» DIRECTIONS FOR THIS TASK
Repeat the entries below exactly as they appear, with no pictures.

-- BEGIN SOURCE RECORDS --

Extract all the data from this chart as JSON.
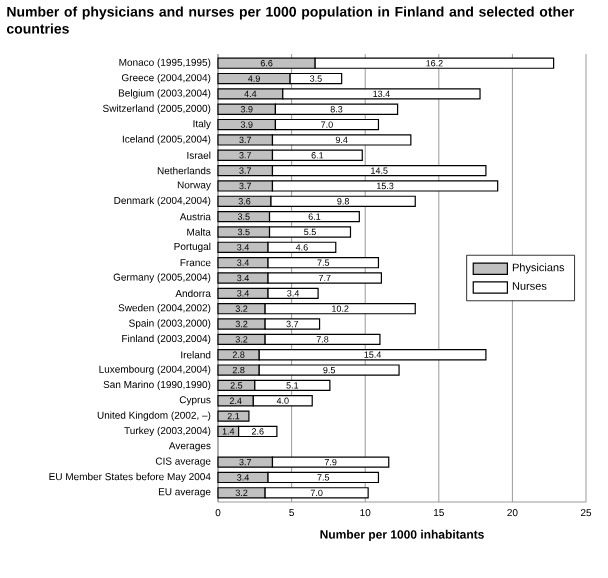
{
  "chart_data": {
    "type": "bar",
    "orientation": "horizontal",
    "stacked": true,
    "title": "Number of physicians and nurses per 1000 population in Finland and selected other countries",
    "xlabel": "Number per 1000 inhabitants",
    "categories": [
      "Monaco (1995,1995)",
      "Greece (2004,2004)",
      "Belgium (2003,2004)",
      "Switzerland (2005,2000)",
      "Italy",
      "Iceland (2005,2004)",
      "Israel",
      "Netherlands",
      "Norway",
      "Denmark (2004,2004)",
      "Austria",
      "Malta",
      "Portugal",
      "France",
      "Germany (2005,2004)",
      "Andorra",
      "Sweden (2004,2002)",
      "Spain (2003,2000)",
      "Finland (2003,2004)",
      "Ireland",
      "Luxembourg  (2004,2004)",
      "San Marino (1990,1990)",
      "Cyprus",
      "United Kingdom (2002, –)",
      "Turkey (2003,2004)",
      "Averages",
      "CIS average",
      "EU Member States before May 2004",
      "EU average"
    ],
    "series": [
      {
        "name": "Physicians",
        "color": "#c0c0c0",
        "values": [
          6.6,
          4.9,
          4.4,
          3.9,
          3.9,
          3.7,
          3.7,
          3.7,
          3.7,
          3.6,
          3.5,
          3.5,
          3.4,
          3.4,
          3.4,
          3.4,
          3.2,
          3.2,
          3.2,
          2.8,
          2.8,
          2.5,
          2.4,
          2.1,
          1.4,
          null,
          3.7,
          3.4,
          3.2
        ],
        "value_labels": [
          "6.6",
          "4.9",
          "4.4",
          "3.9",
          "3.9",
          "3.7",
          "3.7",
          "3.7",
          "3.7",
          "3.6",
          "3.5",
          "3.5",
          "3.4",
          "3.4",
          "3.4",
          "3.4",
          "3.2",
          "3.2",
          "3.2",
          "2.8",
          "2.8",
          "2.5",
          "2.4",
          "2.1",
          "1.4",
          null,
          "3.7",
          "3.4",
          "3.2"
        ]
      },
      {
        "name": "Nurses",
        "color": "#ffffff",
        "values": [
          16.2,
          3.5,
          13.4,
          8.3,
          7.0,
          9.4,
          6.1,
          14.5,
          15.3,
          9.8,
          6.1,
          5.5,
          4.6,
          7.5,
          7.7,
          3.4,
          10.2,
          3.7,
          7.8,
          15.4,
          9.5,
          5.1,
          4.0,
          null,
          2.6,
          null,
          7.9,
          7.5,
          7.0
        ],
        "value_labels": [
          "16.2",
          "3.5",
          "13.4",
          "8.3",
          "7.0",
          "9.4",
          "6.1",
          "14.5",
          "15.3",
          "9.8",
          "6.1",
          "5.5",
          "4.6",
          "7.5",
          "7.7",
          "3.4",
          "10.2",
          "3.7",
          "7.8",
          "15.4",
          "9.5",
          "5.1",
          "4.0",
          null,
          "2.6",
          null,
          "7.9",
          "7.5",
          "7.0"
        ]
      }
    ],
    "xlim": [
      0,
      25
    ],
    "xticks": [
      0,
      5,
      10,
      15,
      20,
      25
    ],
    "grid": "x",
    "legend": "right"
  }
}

-- END SOURCE RECORDS --

» FULL OUTPUT
Extract all the data from this chart as JSON.
{
  "chart_data": {
    "type": "bar",
    "orientation": "horizontal",
    "stacked": true,
    "title": "Number of physicians and nurses per 1000 population in Finland and selected other countries",
    "xlabel": "Number per 1000 inhabitants",
    "categories": [
      "Monaco (1995,1995)",
      "Greece (2004,2004)",
      "Belgium (2003,2004)",
      "Switzerland (2005,2000)",
      "Italy",
      "Iceland (2005,2004)",
      "Israel",
      "Netherlands",
      "Norway",
      "Denmark (2004,2004)",
      "Austria",
      "Malta",
      "Portugal",
      "France",
      "Germany (2005,2004)",
      "Andorra",
      "Sweden (2004,2002)",
      "Spain (2003,2000)",
      "Finland (2003,2004)",
      "Ireland",
      "Luxembourg  (2004,2004)",
      "San Marino (1990,1990)",
      "Cyprus",
      "United Kingdom (2002, –)",
      "Turkey (2003,2004)",
      "Averages",
      "CIS average",
      "EU Member States before May 2004",
      "EU average"
    ],
    "series": [
      {
        "name": "Physicians",
        "color": "#c0c0c0",
        "values": [
          6.6,
          4.9,
          4.4,
          3.9,
          3.9,
          3.7,
          3.7,
          3.7,
          3.7,
          3.6,
          3.5,
          3.5,
          3.4,
          3.4,
          3.4,
          3.4,
          3.2,
          3.2,
          3.2,
          2.8,
          2.8,
          2.5,
          2.4,
          2.1,
          1.4,
          null,
          3.7,
          3.4,
          3.2
        ],
        "value_labels": [
          "6.6",
          "4.9",
          "4.4",
          "3.9",
          "3.9",
          "3.7",
          "3.7",
          "3.7",
          "3.7",
          "3.6",
          "3.5",
          "3.5",
          "3.4",
          "3.4",
          "3.4",
          "3.4",
          "3.2",
          "3.2",
          "3.2",
          "2.8",
          "2.8",
          "2.5",
          "2.4",
          "2.1",
          "1.4",
          null,
          "3.7",
          "3.4",
          "3.2"
        ]
      },
      {
        "name": "Nurses",
        "color": "#ffffff",
        "values": [
          16.2,
          3.5,
          13.4,
          8.3,
          7.0,
          9.4,
          6.1,
          14.5,
          15.3,
          9.8,
          6.1,
          5.5,
          4.6,
          7.5,
          7.7,
          3.4,
          10.2,
          3.7,
          7.8,
          15.4,
          9.5,
          5.1,
          4.0,
          null,
          2.6,
          null,
          7.9,
          7.5,
          7.0
        ],
        "value_labels": [
          "16.2",
          "3.5",
          "13.4",
          "8.3",
          "7.0",
          "9.4",
          "6.1",
          "14.5",
          "15.3",
          "9.8",
          "6.1",
          "5.5",
          "4.6",
          "7.5",
          "7.7",
          "3.4",
          "10.2",
          "3.7",
          "7.8",
          "15.4",
          "9.5",
          "5.1",
          "4.0",
          null,
          "2.6",
          null,
          "7.9",
          "7.5",
          "7.0"
        ]
      }
    ],
    "xlim": [
      0,
      25
    ],
    "xticks": [
      0,
      5,
      10,
      15,
      20,
      25
    ],
    "grid": "x",
    "legend": "right"
  }
}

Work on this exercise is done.